Short problem
Pull every line with the word "JSON" out of the entries below.

Exercise data
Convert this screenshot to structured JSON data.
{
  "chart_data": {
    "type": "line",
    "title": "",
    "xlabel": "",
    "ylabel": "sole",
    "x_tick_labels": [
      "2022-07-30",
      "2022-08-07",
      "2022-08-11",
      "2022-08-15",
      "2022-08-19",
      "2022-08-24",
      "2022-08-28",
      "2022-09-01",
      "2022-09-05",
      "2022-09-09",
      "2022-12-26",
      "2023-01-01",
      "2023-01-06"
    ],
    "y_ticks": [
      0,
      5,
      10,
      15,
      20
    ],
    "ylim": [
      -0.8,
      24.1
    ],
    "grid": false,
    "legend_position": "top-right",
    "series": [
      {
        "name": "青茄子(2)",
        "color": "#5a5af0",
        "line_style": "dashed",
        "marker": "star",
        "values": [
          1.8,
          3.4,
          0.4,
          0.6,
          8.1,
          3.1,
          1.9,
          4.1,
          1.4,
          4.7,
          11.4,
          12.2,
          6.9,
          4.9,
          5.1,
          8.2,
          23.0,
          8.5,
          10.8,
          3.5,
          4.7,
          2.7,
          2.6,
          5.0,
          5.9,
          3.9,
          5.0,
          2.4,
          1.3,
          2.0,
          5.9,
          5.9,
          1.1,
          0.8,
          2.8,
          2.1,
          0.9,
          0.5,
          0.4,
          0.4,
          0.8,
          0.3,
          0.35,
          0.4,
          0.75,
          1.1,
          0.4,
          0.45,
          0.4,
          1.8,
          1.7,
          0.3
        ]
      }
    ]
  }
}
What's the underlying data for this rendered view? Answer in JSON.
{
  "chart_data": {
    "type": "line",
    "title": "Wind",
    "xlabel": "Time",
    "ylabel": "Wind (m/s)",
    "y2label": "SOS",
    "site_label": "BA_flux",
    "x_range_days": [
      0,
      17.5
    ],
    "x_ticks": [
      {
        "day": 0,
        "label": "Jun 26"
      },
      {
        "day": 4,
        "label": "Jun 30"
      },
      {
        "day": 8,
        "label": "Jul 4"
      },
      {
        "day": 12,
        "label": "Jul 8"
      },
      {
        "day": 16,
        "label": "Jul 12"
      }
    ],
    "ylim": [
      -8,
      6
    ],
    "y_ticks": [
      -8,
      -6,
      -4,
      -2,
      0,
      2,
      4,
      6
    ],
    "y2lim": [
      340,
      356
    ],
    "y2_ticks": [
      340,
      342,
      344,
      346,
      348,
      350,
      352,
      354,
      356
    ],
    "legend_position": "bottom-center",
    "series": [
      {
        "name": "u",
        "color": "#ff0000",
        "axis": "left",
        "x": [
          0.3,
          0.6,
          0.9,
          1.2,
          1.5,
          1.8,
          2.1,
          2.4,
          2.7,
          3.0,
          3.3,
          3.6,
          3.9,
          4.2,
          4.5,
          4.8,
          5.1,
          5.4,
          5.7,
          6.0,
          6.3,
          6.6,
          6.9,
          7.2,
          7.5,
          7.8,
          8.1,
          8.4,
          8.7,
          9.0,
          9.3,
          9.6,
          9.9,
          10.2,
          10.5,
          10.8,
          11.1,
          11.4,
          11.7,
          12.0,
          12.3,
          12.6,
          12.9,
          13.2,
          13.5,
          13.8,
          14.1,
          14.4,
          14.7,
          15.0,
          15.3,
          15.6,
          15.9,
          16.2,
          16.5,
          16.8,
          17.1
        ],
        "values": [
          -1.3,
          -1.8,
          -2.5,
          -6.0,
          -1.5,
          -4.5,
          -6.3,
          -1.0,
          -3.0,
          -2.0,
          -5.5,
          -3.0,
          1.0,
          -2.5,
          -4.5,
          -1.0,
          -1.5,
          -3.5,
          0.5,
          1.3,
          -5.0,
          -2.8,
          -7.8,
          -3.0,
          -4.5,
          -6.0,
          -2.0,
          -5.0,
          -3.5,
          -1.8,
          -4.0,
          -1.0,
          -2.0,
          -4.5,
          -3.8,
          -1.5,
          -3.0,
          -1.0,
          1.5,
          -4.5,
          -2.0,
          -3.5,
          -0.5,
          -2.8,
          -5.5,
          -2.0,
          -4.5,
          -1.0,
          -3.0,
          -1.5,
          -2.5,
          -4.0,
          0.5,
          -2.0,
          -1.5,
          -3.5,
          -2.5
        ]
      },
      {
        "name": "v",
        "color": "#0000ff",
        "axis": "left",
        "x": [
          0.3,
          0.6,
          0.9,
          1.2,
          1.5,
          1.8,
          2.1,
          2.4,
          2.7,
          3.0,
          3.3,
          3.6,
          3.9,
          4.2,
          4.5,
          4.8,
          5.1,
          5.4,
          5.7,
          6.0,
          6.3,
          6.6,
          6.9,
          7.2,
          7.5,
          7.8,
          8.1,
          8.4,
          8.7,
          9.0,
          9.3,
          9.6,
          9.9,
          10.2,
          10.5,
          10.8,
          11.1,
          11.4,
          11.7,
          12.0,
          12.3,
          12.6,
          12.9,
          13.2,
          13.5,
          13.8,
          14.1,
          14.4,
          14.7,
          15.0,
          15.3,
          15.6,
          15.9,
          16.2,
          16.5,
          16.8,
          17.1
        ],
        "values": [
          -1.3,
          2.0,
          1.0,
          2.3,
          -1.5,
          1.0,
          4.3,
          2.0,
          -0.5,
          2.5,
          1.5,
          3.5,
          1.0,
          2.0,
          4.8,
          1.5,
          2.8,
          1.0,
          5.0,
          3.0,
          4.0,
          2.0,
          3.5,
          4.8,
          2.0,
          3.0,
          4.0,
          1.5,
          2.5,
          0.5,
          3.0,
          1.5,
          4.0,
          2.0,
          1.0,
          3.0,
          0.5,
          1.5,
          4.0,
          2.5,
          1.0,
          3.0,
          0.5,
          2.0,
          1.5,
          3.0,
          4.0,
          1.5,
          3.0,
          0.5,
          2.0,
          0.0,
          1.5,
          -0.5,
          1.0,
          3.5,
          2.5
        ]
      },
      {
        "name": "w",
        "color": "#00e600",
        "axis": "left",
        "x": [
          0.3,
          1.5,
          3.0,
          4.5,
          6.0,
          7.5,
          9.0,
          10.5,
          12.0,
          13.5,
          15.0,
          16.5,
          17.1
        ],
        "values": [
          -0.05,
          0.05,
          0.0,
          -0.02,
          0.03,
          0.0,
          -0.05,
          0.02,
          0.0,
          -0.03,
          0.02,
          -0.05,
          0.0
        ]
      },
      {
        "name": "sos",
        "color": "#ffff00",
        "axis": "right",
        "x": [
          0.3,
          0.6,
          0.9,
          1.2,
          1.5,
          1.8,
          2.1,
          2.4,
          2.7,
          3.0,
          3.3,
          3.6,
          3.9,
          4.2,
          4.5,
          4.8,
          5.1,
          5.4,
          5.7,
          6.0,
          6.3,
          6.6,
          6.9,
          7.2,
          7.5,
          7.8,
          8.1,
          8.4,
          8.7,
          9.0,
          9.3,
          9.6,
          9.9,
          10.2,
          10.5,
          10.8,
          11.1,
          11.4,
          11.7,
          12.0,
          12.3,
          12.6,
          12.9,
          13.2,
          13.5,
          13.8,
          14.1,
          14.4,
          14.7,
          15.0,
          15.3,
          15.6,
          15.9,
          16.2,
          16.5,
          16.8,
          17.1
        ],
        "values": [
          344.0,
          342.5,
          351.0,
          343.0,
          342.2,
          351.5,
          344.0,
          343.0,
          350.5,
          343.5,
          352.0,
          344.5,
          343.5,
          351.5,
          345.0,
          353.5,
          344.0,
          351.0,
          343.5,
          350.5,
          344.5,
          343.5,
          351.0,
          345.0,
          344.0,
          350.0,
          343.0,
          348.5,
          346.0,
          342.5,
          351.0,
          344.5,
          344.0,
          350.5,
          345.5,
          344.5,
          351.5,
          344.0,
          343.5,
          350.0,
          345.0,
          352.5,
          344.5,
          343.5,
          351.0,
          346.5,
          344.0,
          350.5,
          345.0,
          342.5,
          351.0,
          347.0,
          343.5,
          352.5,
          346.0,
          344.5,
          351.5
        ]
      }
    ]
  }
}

Result for this exercise
Convert this screenshot to structured JSON data.
What's the underlying data for this rendered view? Answer in JSON.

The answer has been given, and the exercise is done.